— Start SUPPLIED MATERIAL —

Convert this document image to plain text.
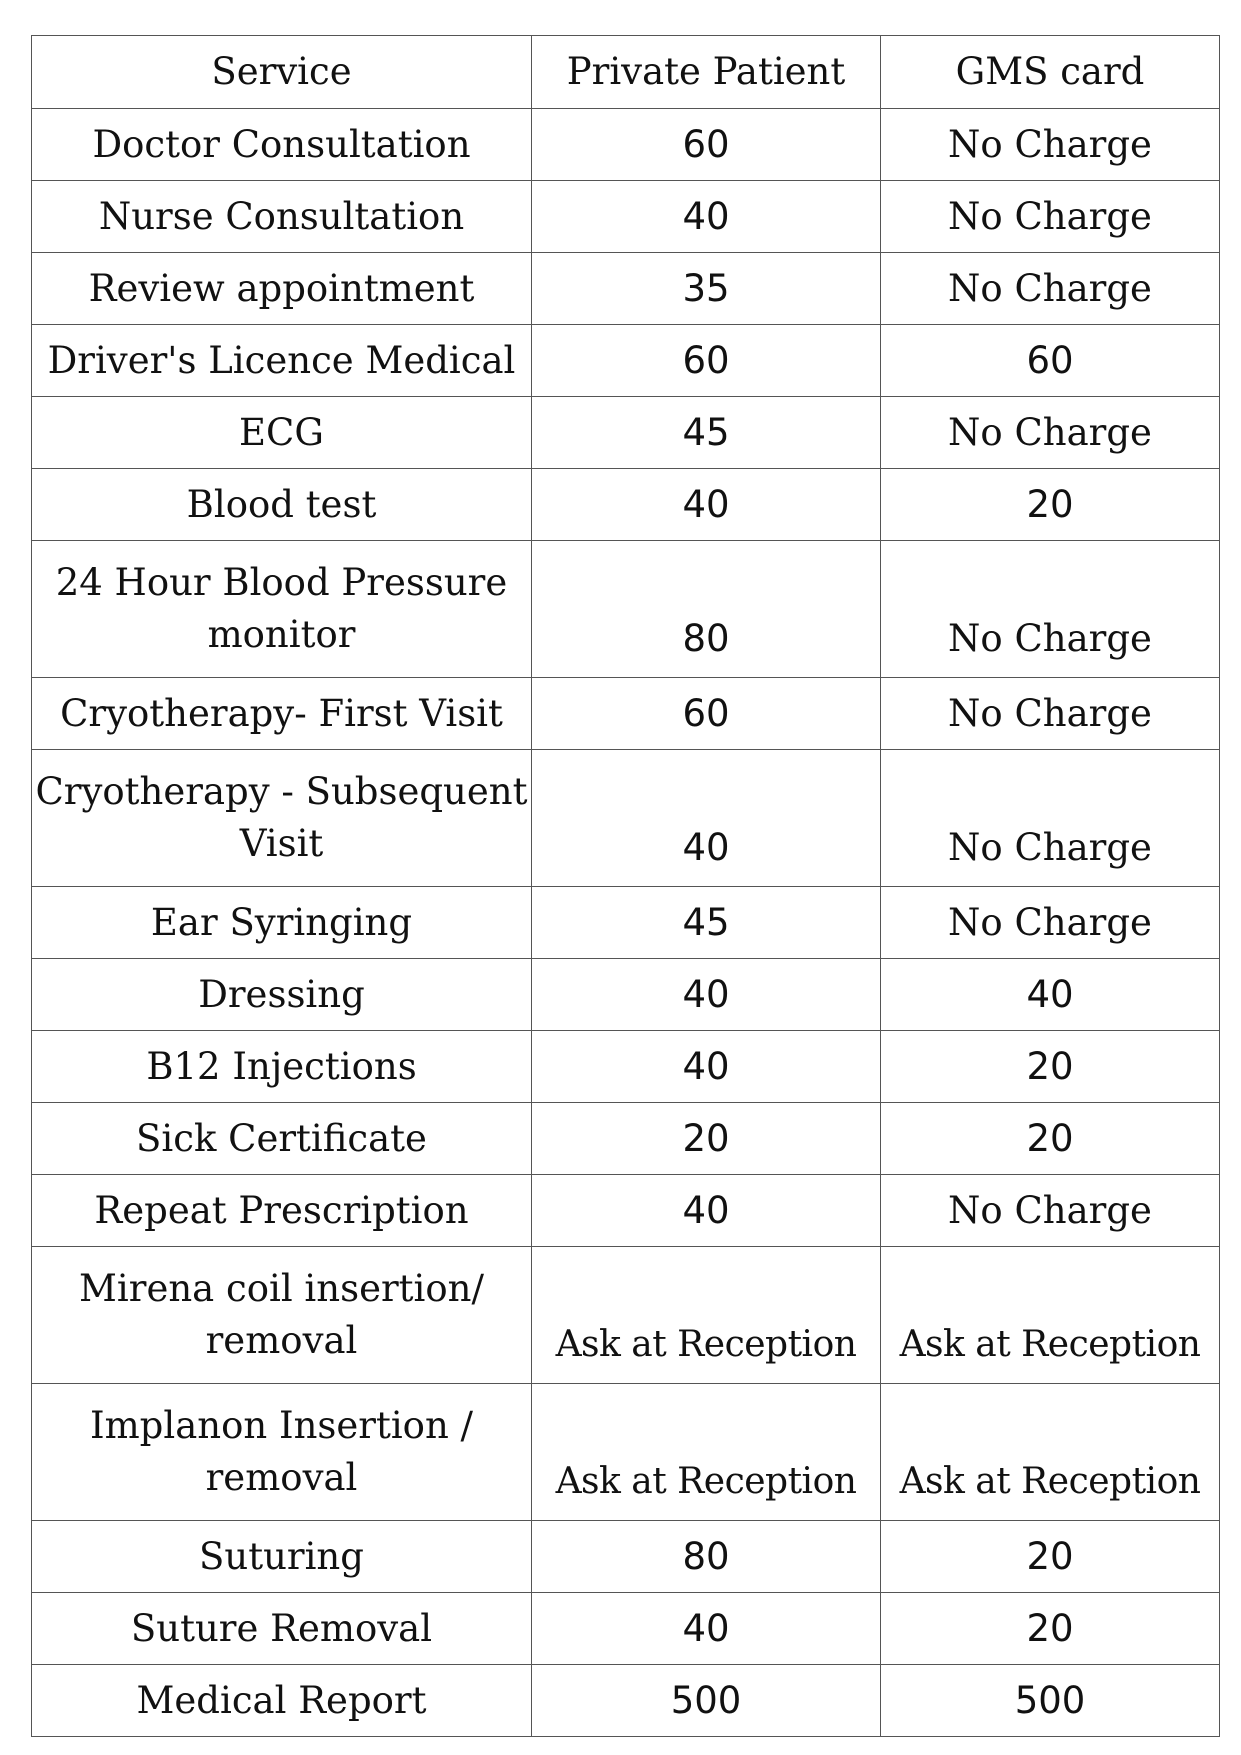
Service	Private Patient	GMS card

Doctor Consultation	60	No Charge

Nurse Consultation	40	No Charge

Review appointment	35	No Charge

Driver's Licence Medical	60	60

ECG	45	No Charge

Blood test	40	20

24 Hour Blood Pressure
monitor	80	No Charge

Cryotherapy- First Visit	60	No Charge

Cryotherapy - Subsequent
Visit	40	No Charge

Ear Syringing	45	No Charge

Dressing	40	40

B12 Injections	40	20

Sick Certificate	20	20

Repeat Prescription	40	No Charge

Mirena coil insertion/
removal	Ask at Reception	Ask at Reception

Implanon Insertion /
removal	Ask at Reception	Ask at Reception

Suturing	80	20

Suture Removal	40	20

Medical Report	500	500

— End SUPPLIED MATERIAL —

• EXERCISE AIM: Scan the listing above. Collect all lines with the word "Charge".

• EXPECTED ANSWER:
Doctor Consultation	60	No Charge
Nurse Consultation	40	No Charge
Review appointment	35	No Charge
ECG	45	No Charge
monitor	80	No Charge
Cryotherapy- First Visit	60	No Charge
Visit	40	No Charge
Ear Syringing	45	No Charge
Repeat Prescription	40	No Charge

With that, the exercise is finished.